### SOURCE EXCERPT

So how does this relate to the struggle to tune a guitar? Because it is actually not natural to hear well-tempered intervals. Our innate inclination when tuning notes to each other the way we often do on a guitar or a fiddle is to play them together and see if they sound "in tune." Well the adjacent strings on a guitar are generally a musical 4th apart, and almost no one can hear that interval accurately. Octaves and unisons we hear best, and quite less well the fifth, and after that almost no one can be trusted. So if a beginner tunes the open strings by ear, or tunes a G chord of a guitar till it sounds good, they will unwittingly tune the B string (the music 3rd of the chord) to a Pythagorean interval, and might even do that with the D or 5ths. Then when they play an E chord, the B string sounds very wrong. (Try it!) We actually have to become "civilized" and "learn" to hear and accept the tempered notes. Studies have shown that singers and violin players, who can adjust their pitches in ways that guitar or piano players cannot, will usually choose to "sweeten" any intervals they can, so the civilizing process and acceptance of the tempering is only on the surface, and our inner primitive selves still yearn to hear those integers, even among trained and disciplined musicians who are supposedly fully adjusted to the well-tempered world.

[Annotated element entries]
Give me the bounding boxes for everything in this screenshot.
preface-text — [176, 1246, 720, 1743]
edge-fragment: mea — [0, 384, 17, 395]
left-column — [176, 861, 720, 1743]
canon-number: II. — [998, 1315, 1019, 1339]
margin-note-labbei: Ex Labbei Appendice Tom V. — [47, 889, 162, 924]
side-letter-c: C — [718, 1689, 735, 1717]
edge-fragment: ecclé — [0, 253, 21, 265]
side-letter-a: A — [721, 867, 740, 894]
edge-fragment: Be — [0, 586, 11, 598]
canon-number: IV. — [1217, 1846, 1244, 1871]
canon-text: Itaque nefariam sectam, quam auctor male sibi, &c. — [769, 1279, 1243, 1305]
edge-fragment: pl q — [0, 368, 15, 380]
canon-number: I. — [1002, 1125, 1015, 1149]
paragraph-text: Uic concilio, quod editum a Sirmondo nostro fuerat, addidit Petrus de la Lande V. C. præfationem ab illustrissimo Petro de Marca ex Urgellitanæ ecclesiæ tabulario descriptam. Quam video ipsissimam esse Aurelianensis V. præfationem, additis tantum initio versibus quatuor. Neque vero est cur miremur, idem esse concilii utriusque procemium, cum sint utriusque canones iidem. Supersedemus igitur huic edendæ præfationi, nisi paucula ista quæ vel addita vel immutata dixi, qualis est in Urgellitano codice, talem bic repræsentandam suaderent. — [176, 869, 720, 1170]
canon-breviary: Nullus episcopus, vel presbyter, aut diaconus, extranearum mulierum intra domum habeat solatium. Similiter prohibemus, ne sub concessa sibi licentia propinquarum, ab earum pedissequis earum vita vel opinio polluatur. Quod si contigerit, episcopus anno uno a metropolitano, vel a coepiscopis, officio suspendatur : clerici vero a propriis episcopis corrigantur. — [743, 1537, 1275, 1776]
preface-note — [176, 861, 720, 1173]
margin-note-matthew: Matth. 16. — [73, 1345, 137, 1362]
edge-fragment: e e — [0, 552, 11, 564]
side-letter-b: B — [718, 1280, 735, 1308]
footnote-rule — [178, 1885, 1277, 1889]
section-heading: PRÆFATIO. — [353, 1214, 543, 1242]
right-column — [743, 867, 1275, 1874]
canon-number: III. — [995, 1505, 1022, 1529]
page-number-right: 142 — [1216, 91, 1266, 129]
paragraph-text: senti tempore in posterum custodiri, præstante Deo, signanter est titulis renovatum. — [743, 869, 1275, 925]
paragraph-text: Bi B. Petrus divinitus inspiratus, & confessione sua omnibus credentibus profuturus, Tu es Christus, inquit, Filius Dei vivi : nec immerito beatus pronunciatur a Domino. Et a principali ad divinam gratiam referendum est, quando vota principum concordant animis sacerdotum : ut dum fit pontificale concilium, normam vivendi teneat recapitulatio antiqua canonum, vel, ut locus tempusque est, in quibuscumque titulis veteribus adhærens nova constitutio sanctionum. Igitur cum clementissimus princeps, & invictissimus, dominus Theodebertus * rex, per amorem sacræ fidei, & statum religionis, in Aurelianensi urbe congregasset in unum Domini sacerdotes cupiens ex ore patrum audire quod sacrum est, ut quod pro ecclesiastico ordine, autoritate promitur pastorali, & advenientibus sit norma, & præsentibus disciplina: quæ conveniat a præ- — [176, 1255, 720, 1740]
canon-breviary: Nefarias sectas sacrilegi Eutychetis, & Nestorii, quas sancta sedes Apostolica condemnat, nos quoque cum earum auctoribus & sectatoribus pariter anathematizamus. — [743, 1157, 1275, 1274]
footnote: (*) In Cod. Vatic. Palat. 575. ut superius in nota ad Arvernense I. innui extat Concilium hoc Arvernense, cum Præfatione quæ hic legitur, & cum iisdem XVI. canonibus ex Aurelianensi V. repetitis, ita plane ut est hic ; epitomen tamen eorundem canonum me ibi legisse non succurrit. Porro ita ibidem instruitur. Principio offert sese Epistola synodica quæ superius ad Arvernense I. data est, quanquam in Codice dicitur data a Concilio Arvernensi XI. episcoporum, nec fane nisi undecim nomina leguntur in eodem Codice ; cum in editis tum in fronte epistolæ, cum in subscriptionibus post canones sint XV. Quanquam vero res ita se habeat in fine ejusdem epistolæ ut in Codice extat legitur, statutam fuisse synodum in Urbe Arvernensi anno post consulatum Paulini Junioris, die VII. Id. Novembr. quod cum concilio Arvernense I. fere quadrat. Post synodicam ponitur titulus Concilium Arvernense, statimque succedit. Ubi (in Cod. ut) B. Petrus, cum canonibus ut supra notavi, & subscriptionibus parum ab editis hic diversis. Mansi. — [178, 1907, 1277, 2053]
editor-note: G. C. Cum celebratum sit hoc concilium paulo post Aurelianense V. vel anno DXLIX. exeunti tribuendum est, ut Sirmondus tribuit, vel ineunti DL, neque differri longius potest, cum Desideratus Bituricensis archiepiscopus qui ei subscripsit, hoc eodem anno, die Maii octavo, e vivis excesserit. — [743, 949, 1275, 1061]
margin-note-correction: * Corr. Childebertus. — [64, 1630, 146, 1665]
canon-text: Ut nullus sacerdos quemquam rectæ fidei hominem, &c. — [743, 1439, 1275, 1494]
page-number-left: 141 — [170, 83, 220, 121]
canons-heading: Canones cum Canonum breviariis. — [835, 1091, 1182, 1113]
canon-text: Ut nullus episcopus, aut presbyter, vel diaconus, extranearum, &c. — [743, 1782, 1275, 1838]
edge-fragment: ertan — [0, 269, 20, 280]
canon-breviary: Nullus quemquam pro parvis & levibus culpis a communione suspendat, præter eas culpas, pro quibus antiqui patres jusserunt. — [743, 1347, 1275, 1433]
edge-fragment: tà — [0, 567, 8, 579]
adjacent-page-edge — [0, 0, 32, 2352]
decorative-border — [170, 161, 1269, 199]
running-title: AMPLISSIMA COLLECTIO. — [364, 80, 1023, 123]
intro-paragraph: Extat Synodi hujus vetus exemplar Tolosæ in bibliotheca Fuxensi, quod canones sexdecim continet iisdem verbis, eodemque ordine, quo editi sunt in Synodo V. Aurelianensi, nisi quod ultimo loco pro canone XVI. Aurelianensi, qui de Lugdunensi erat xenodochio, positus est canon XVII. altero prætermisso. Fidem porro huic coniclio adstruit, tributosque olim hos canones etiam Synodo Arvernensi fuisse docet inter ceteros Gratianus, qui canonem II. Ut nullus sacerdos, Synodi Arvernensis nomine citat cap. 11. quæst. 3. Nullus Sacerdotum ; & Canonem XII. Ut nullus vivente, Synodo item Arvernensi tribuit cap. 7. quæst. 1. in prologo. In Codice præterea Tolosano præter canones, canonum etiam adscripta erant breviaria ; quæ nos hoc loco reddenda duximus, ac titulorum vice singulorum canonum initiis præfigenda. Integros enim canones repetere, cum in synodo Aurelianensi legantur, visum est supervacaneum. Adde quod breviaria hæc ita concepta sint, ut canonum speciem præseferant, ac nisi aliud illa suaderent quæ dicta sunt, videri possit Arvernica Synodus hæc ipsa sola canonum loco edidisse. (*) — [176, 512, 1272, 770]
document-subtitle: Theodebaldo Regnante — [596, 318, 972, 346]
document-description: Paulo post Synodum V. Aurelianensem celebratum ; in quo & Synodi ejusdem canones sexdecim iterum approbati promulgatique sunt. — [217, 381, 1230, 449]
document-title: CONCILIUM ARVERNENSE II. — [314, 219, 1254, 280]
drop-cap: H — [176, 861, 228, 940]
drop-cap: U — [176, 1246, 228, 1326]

### SET TASKS
A - Present the lines of the records as a numbered list, starting at the first line of the records and ending at the line that contains "side-letter-c: C — [718, 1689, 735, 1717]", with both ends included and any blank lines left out.
B - Continue the passage on tuning a guitar and hearing tempered intervals, beginning right after its final sentence.

### EXERCISE ANSWERS
A -
1. Give me the bounding boxes for everything in this screenshot.
2. preface-text — [176, 1246, 720, 1743]
3. edge-fragment: mea — [0, 384, 17, 395]
4. left-column — [176, 861, 720, 1743]
5. canon-number: II. — [998, 1315, 1019, 1339]
6. margin-note-labbei: Ex Labbei Appendice Tom V. — [47, 889, 162, 924]
7. side-letter-c: C — [718, 1689, 735, 1717]

B -
And as we start to play music, and learn to hear differences between notes, as our ability to listen improves, it is occuring alongside this other tempering thing, and we get confused. At the beginning, we might just play away and not give it a thought. As we start to realize we are out of tune, we try to use our newly acquired sense of "in tuneness" and it lets us down because our natural tendencies to tune to untempered notes clash with the rigid metal frets that are chopping these notes up into 12th roots of two every time we press them down to the fingerboard. We simultaneously have to learn to hear and then shun our instincts and embrace slightly out of tune notes. It is very hard, and all musicians go through it. The only thing that makes it easier are electronic tuners that are almost universal now, and they provide a standard and a benchmark that gets the job done reasonably well without anyone having to know how messy everything really is. (The algorithms and accuracy involved in different brands of electronic tuners is another can of worms, and all tuners are not alike.)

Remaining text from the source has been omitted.